▶ WHAT IS ASKED
Sift the listing for lines that hold the string "document" and pull them out.

▶ EXCERPTED DATA
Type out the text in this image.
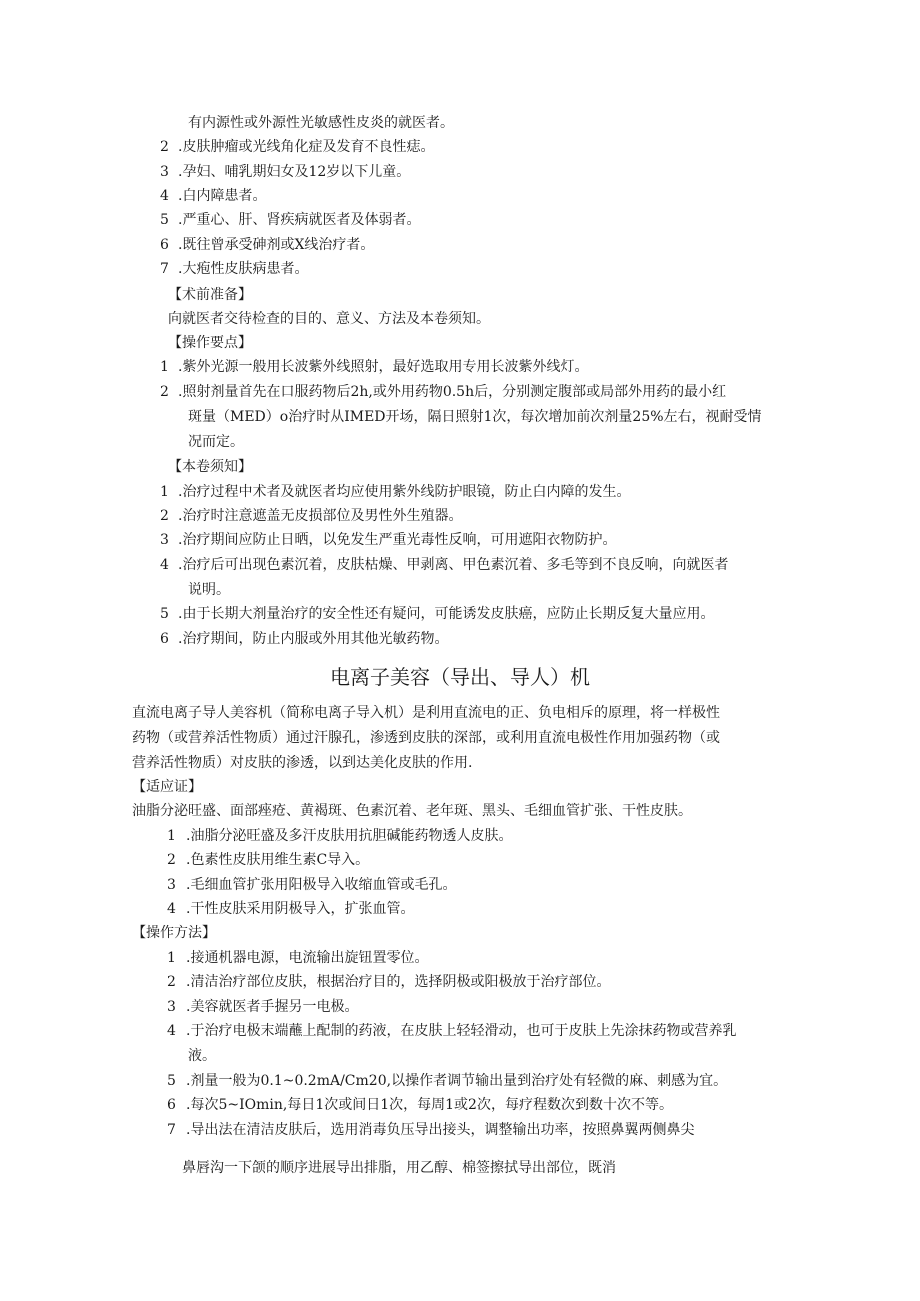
有内源性或外源性光敏感性皮炎的就医者。
2 .皮肤肿瘤或光线角化症及发育不良性痣。
3 .孕妇、哺乳期妇女及12岁以下儿童。
4 .白内障患者。
5 .严重心、肝、肾疾病就医者及体弱者。
6 .既往曾承受砷剂或X线治疗者。
7 .大疱性皮肤病患者。
【术前准备】
向就医者交待检查的目的、意义、方法及本卷须知。
【操作要点】
1 .紫外光源一般用长波紫外线照射，最好选取用专用长波紫外线灯。
2 .照射剂量首先在口服药物后2h,或外用药物0.5h后，分别测定腹部或局部外用药的最小红
斑量（MED）o治疗时从IMED开场，隔日照射1次，每次增加前次剂量25%左右，视耐受情
况而定。
【本卷须知】
1 .治疗过程中术者及就医者均应使用紫外线防护眼镜，防止白内障的发生。
2 .治疗时注意遮盖无皮损部位及男性外生殖器。
3 .治疗期间应防止日晒，以免发生严重光毒性反响，可用遮阳衣物防护。
4 .治疗后可出现色素沉着，皮肤枯燥、甲剥离、甲色素沉着、多毛等到不良反响，向就医者
说明。
5 .由于长期大剂量治疗的安全性还有疑问，可能诱发皮肤癌，应防止长期反复大量应用。
6 .治疗期间，防止内服或外用其他光敏药物。
电离子美容（导出、导人）机
直流电离子导人美容机（简称电离子导入机）是利用直流电的正、负电相斥的原理，将一样极性
药物（或营养活性物质）通过汗腺孔，渗透到皮肤的深部，或利用直流电极性作用加强药物（或
营养活性物质）对皮肤的渗透，以到达美化皮肤的作用.
【适应证】
油脂分泌旺盛、面部痤疮、黄褐斑、色素沉着、老年斑、黑头、毛细血管扩张、干性皮肤。
1 .油脂分泌旺盛及多汗皮肤用抗胆碱能药物透人皮肤。
2 .色素性皮肤用维生素C导入。
3 .毛细血管扩张用阳极导入收缩血管或毛孔。
4 .干性皮肤采用阴极导入，扩张血管。
【操作方法】
1 .接通机器电源，电流输出旋钮置零位。
2 .清洁治疗部位皮肤，根据治疗目的，选择阴极或阳极放于治疗部位。
3 .美容就医者手握另一电极。
4 .于治疗电极末端蘸上配制的药液，在皮肤上轻轻滑动，也可于皮肤上先涂抹药物或营养乳
液。
5 .剂量一般为0.1~0.2mA/Cm20,以操作者调节输出量到治疗处有轻微的麻、刺感为宜。
6 .每次5~IOmin,每日1次或间日1次，每周1或2次，每疗程数次到数十次不等。
7 .导出法在清洁皮肤后，选用消毒负压导出接头，调整输出功率，按照鼻翼两侧鼻尖
鼻唇沟一下颌的顺序进展导出排脂，用乙醇、棉签擦拭导出部位，既消
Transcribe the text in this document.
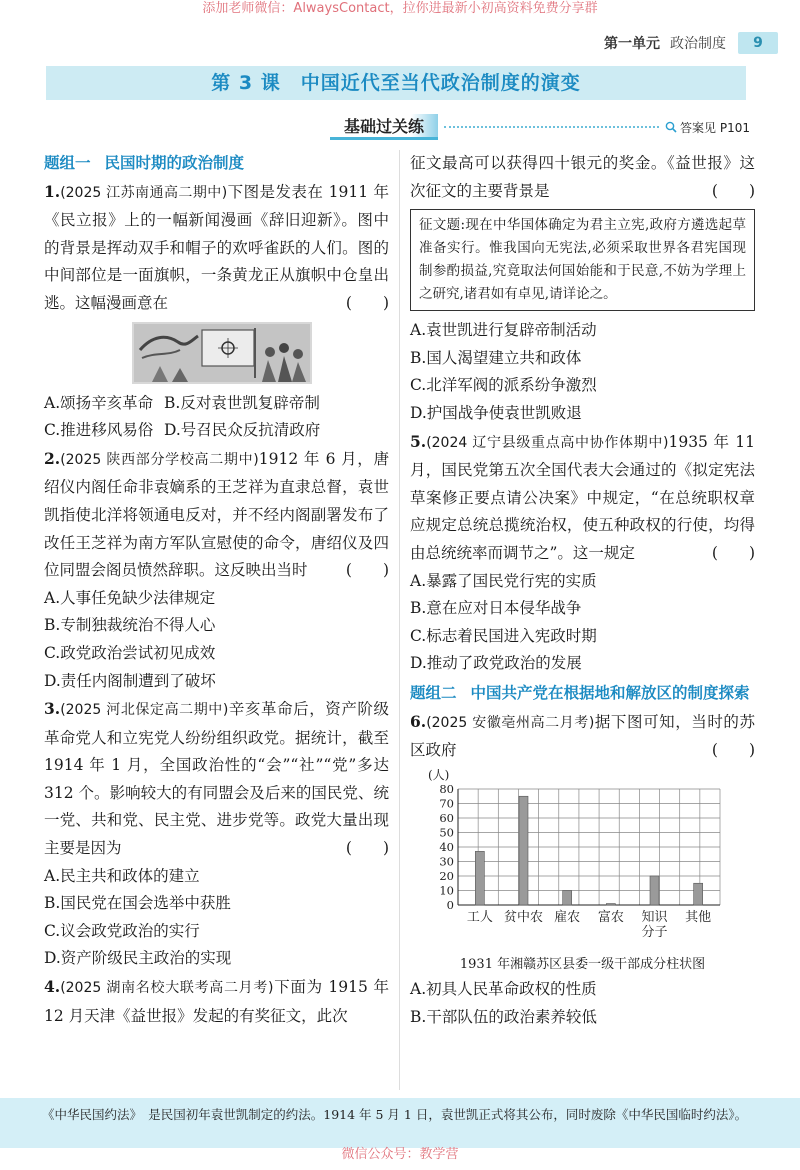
添加老师微信：AlwaysContact，拉你进最新小初高资料免费分享群
第一单元 政治制度	9
第 3 课　中国近代至当代政治制度的演变
基础过关练	答案见 P101
题组一 民国时期的政治制度
1.(2025 江苏南通高二期中)下图是发表在 1911 年《民立报》上的一幅新闻漫画《辞旧迎新》。图中的背景是挥动双手和帽子的欢呼雀跃的人们。图的中间部位是一面旗帜，一条黄龙正从旗帜中仓皇出逃。这幅漫画意在	(　　)
A.颂扬辛亥革命 B.反对袁世凯复辟帝制
C.推进移风易俗 D.号召民众反抗清政府
2.(2025 陕西部分学校高二期中)1912 年 6 月，唐绍仪内阁任命非袁嫡系的王芝祥为直隶总督，袁世凯指使北洋将领通电反对，并不经内阁副署发布了改任王芝祥为南方军队宣慰使的命令，唐绍仪及四位同盟会阁员愤然辞职。这反映出当时 (　　)
A.人事任免缺少法律规定
B.专制独裁统治不得人心
C.政党政治尝试初见成效
D.责任内阁制遭到了破坏
3.(2025 河北保定高二期中)辛亥革命后，资产阶级革命党人和立宪党人纷纷组织政党。据统计，截至 1914 年 1 月，全国政治性的“会”“社”“党”多达 312 个。影响较大的有同盟会及后来的国民党、统一党、共和党、民主党、进步党等。政党大量出现主要是因为	(　　)
A.民主共和政体的建立
B.国民党在国会选举中获胜
C.议会政党政治的实行
D.资产阶级民主政治的实现
4.(2025 湖南名校大联考高二月考)下面为 1915 年 12 月天津《益世报》发起的有奖征文，此次
征文最高可以获得四十银元的奖金。《益世报》这次征文的主要背景是	(　　)
征文题:现在中华国体确定为君主立宪,政府方遴选起草准备实行。惟我国向无宪法,必须采取世界各君宪国现制参酌损益,究竟取法何国始能和于民意,不妨为学理上之研究,诸君如有卓见,请详论之。
A.袁世凯进行复辟帝制活动
B.国人渴望建立共和政体
C.北洋军阀的派系纷争激烈
D.护国战争使袁世凯败退
5.(2024 辽宁县级重点高中协作体期中)1935 年 11 月，国民党第五次全国代表大会通过的《拟定宪法草案修正要点请公决案》中规定，“在总统职权章应规定总统总揽统治权，使五种政权的行使，均得由总统统率而调节之”。这一规定	(　　)
A.暴露了国民党行宪的实质
B.意在应对日本侵华战争
C.标志着民国进入宪政时期
D.推动了政党政治的发展
题组二 中国共产党在根据地和解放区的制度探索
6.(2025 安徽亳州高二月考)据下图可知，当时的苏区政府	(　　)
(人)
0
10
20
30
40
50
60
70
80
工人 贫中农 雇农 富农 知识
分子
其他
1931 年湘赣苏区县委一级干部成分柱状图
A.初具人民革命政权的性质
B.干部队伍的政治素养较低
《中华民国约法》　是民国初年袁世凯制定的约法。1914 年 5 月 1 日，袁世凯正式将其公布，同时废除《中华民国临时约法》。
微信公众号：教学营
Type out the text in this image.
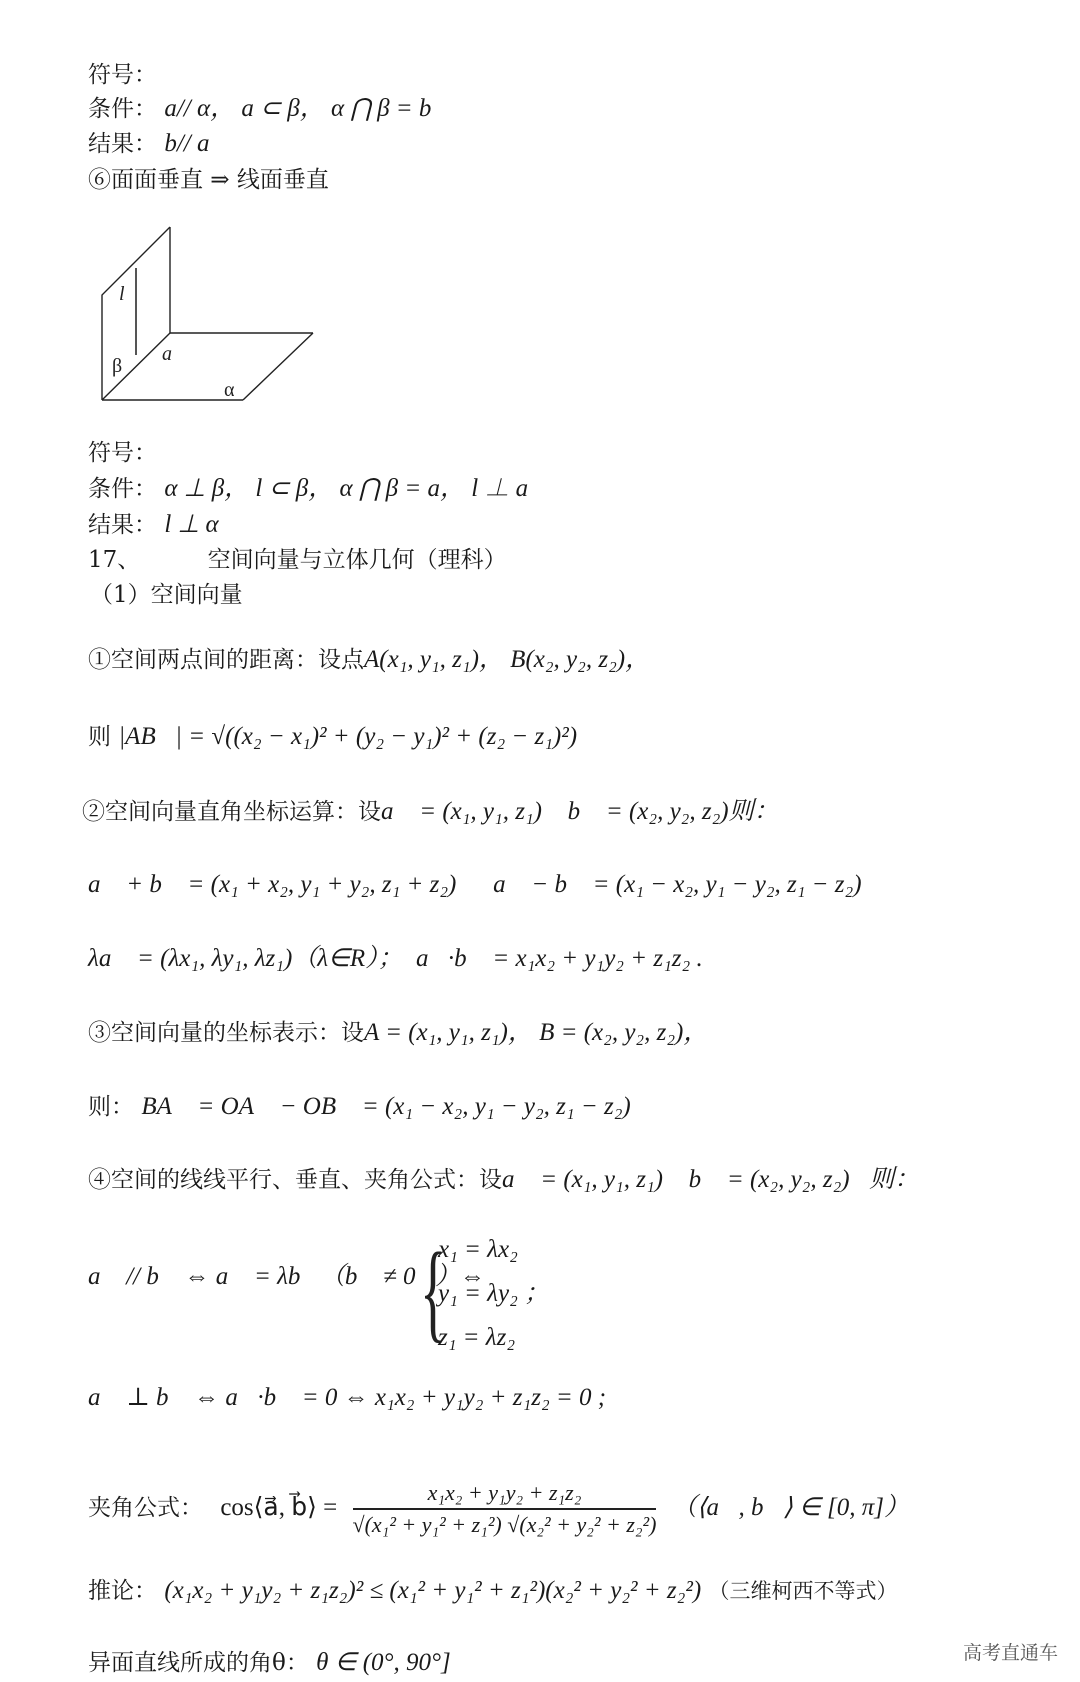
符号：
条件： a// α， a ⊂ β， α ⋂ β = b
结果： b// a
⑥面面垂直 ⇒ 线面垂直
l
β
a
α
符号：
条件： α ⊥ β， l ⊂ β， α ⋂ β = a， l ⊥ a
结果： l ⊥ α
17、	空间向量与立体几何（理科）
（1）空间向量
①空间两点间的距离：设点A(x₁, y₁, z₁)， B(x₂, y₂, z₂)，
则 |AB⃗| = √((x₂ − x₁)² + (y₂ − y₁)² + (z₂ − z₁)²)
②空间向量直角坐标运算：设a⃗ = (x₁, y₁, z₁)， b⃗ = (x₂, y₂, z₂)则：
a⃗ + b⃗ = (x₁ + x₂, y₁ + y₂, z₁ + z₂)； a⃗ − b⃗ = (x₁ − x₂, y₁ − y₂, z₁ − z₂)；
λa⃗ = (λx₁, λy₁, λz₁)（λ∈R）； a⃗·b⃗ = x₁x₂ + y₁y₂ + z₁z₂ .
③空间向量的坐标表示：设A = (x₁, y₁, z₁)， B = (x₂, y₂, z₂)，
则： BA⃗ = OA⃗ − OB⃗ = (x₁ − x₂, y₁ − y₂, z₁ − z₂)
④空间的线线平行、垂直、夹角公式：设a⃗ = (x₁, y₁, z₁)， b⃗ = (x₂, y₂, z₂)，则：
a⃗ // b⃗ ⇔ a⃗ = λb⃗（b⃗ ≠ 0⃗）⇔
{
x₁ = λx₂
y₁ = λy₂ ；
z₁ = λz₂
a⃗ ⊥ b⃗ ⇔ a⃗·b⃗ = 0 ⇔ x₁x₂ + y₁y₂ + z₁z₂ = 0 ;
夹角公式： cos⟨a⃗, b⃗⟩ = $\frac{\text{x₁x₂ + y₁y₂ + z₁z₂}}{\text{√(x₁² + y₁² + z₁²) √(x₂² + y₂² + z₂²)}}$ （⟨a⃗, b⃗⟩ ∈ [0, π]）
推论： (x₁x₂ + y₁y₂ + z₁z₂)² ≤ (x₁² + y₁² + z₁²)(x₂² + y₂² + z₂²) （三维柯西不等式）
异面直线所成的角θ： θ ∈ (0°, 90°]	高考直通车
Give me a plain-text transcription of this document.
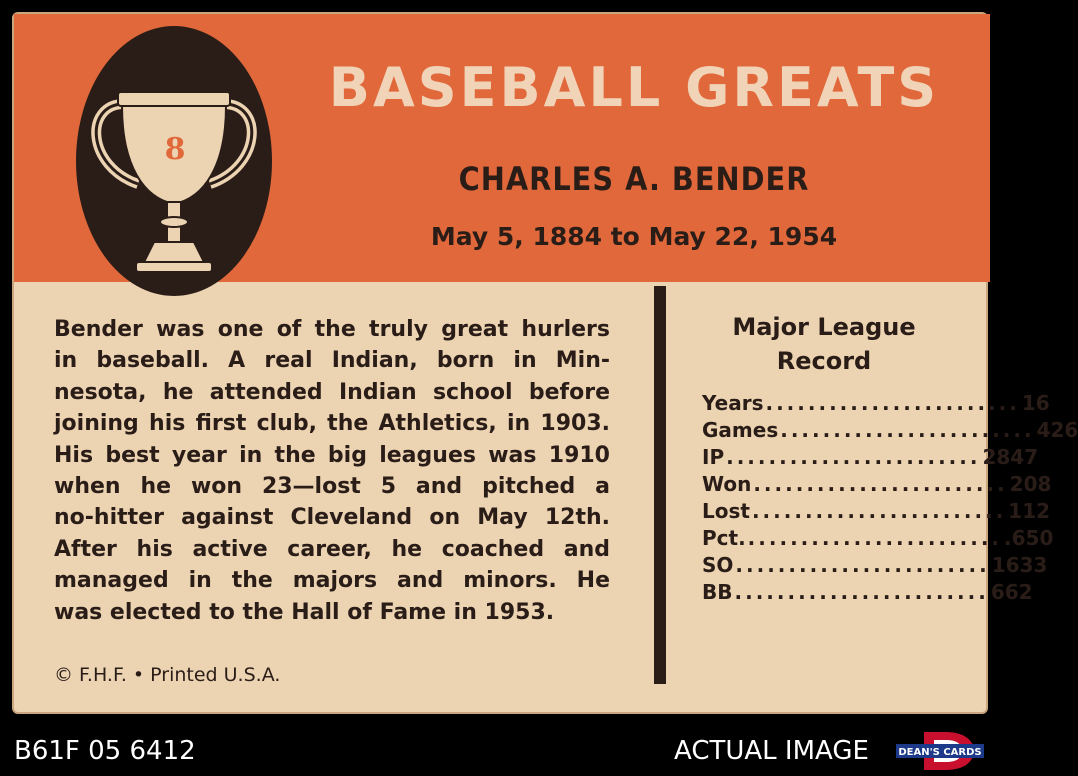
8
BASEBALL GREATS
CHARLES A. BENDER
May 5, 1884 to May 22, 1954
Bender was one of the truly great hurlers
in baseball. A real Indian, born in Min-
nesota, he attended Indian school before
joining his first club, the Athletics, in 1903.
His best year in the big leagues was 1910
when he won 23—lost 5 and pitched a
no-hitter against Cleveland on May 12th.
After his active career, he coached and
managed in the majors and minors. He
was elected to the Hall of Fame in 1953.
© F.H.F. • Printed U.S.A.
Major League
Record
Years ........................ 16
Games ........................ 426
IP ........................ 2847
Won ........................ 208
Lost ........................ 112
Pct. ........................ .650
SO ........................ 1633
BB ........................ 662
B61F 05 6412	ACTUAL IMAGE	DEAN'S CARDS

▶ SOLUTION
Transcribe the text in this document.
Give me a plain-text transcription of this document.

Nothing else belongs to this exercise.